▸ **To be done**:
What follows is a listing; restate every line of it word for word.

▸ **Collected data**:
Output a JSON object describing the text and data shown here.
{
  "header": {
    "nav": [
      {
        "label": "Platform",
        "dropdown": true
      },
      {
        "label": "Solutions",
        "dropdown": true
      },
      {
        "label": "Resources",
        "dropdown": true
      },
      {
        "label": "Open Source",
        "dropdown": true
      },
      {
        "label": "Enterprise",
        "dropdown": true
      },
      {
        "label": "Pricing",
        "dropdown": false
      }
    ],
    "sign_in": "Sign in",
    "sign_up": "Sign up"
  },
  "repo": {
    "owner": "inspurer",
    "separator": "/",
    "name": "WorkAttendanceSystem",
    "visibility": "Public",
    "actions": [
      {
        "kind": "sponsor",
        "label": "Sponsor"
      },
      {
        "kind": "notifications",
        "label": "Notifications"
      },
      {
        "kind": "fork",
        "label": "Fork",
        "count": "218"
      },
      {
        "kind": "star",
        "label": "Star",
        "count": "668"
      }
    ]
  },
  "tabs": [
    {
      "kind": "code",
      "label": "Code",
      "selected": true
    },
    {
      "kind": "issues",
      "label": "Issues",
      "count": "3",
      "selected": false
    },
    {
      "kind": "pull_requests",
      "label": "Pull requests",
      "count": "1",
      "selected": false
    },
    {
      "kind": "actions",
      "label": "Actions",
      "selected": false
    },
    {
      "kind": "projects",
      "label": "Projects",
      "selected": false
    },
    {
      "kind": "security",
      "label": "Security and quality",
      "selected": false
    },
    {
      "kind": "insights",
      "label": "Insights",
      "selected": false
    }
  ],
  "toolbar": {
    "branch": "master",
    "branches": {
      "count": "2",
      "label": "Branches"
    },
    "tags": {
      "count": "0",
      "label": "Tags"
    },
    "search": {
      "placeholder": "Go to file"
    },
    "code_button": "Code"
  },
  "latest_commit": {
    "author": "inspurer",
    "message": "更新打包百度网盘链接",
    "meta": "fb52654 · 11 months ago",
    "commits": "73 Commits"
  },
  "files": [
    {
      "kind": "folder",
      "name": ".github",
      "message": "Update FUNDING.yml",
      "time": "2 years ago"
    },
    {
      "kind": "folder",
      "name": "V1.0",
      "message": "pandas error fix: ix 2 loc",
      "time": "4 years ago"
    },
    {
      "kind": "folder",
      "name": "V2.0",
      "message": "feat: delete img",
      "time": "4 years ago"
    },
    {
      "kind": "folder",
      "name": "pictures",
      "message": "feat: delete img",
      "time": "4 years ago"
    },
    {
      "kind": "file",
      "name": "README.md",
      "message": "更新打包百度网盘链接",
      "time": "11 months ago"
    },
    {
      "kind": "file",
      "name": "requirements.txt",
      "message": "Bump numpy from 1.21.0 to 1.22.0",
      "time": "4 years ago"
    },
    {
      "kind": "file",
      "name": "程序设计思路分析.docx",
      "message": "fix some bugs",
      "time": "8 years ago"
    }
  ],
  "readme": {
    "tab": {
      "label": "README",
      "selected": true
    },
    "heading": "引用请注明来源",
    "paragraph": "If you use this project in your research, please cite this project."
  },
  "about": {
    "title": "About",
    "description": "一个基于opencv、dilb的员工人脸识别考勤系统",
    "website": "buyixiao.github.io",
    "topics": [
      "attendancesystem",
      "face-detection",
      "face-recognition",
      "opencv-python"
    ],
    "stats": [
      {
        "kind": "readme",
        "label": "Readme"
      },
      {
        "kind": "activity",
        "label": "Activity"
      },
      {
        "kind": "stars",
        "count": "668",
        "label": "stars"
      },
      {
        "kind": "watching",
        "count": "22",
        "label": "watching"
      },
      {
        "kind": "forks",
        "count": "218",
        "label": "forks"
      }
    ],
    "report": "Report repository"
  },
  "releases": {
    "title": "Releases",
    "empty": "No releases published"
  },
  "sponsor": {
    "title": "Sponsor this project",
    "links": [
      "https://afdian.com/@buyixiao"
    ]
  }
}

▸ **Finished answer**:
Output a JSON object describing the text and data shown here.
{
  "header": {
    "nav": [
      {
        "label": "Platform",
        "dropdown": true
      },
      {
        "label": "Solutions",
        "dropdown": true
      },
      {
        "label": "Resources",
        "dropdown": true
      },
      {
        "label": "Open Source",
        "dropdown": true
      },
      {
        "label": "Enterprise",
        "dropdown": true
      },
      {
        "label": "Pricing",
        "dropdown": false
      }
    ],
    "sign_in": "Sign in",
    "sign_up": "Sign up"
  },
  "repo": {
    "owner": "inspurer",
    "separator": "/",
    "name": "WorkAttendanceSystem",
    "visibility": "Public",
    "actions": [
      {
        "kind": "sponsor",
        "label": "Sponsor"
      },
      {
        "kind": "notifications",
        "label": "Notifications"
      },
      {
        "kind": "fork",
        "label": "Fork",
        "count": "218"
      },
      {
        "kind": "star",
        "label": "Star",
        "count": "668"
      }
    ]
  },
  "tabs": [
    {
      "kind": "code",
      "label": "Code",
      "selected": true
    },
    {
      "kind": "issues",
      "label": "Issues",
      "count": "3",
      "selected": false
    },
    {
      "kind": "pull_requests",
      "label": "Pull requests",
      "count": "1",
      "selected": false
    },
    {
      "kind": "actions",
      "label": "Actions",
      "selected": false
    },
    {
      "kind": "projects",
      "label": "Projects",
      "selected": false
    },
    {
      "kind": "security",
      "label": "Security and quality",
      "selected": false
    },
    {
      "kind": "insights",
      "label": "Insights",
      "selected": false
    }
  ],
  "toolbar": {
    "branch": "master",
    "branches": {
      "count": "2",
      "label": "Branches"
    },
    "tags": {
      "count": "0",
      "label": "Tags"
    },
    "search": {
      "placeholder": "Go to file"
    },
    "code_button": "Code"
  },
  "latest_commit": {
    "author": "inspurer",
    "message": "更新打包百度网盘链接",
    "meta": "fb52654 · 11 months ago",
    "commits": "73 Commits"
  },
  "files": [
    {
      "kind": "folder",
      "name": ".github",
      "message": "Update FUNDING.yml",
      "time": "2 years ago"
    },
    {
      "kind": "folder",
      "name": "V1.0",
      "message": "pandas error fix: ix 2 loc",
      "time": "4 years ago"
    },
    {
      "kind": "folder",
      "name": "V2.0",
      "message": "feat: delete img",
      "time": "4 years ago"
    },
    {
      "kind": "folder",
      "name": "pictures",
      "message": "feat: delete img",
      "time": "4 years ago"
    },
    {
      "kind": "file",
      "name": "README.md",
      "message": "更新打包百度网盘链接",
      "time": "11 months ago"
    },
    {
      "kind": "file",
      "name": "requirements.txt",
      "message": "Bump numpy from 1.21.0 to 1.22.0",
      "time": "4 years ago"
    },
    {
      "kind": "file",
      "name": "程序设计思路分析.docx",
      "message": "fix some bugs",
      "time": "8 years ago"
    }
  ],
  "readme": {
    "tab": {
      "label": "README",
      "selected": true
    },
    "heading": "引用请注明来源",
    "paragraph": "If you use this project in your research, please cite this project."
  },
  "about": {
    "title": "About",
    "description": "一个基于opencv、dilb的员工人脸识别考勤系统",
    "website": "buyixiao.github.io",
    "topics": [
      "attendancesystem",
      "face-detection",
      "face-recognition",
      "opencv-python"
    ],
    "stats": [
      {
        "kind": "readme",
        "label": "Readme"
      },
      {
        "kind": "activity",
        "label": "Activity"
      },
      {
        "kind": "stars",
        "count": "668",
        "label": "stars"
      },
      {
        "kind": "watching",
        "count": "22",
        "label": "watching"
      },
      {
        "kind": "forks",
        "count": "218",
        "label": "forks"
      }
    ],
    "report": "Report repository"
  },
  "releases": {
    "title": "Releases",
    "empty": "No releases published"
  },
  "sponsor": {
    "title": "Sponsor this project",
    "links": [
      "https://afdian.com/@buyixiao"
    ]
  }
}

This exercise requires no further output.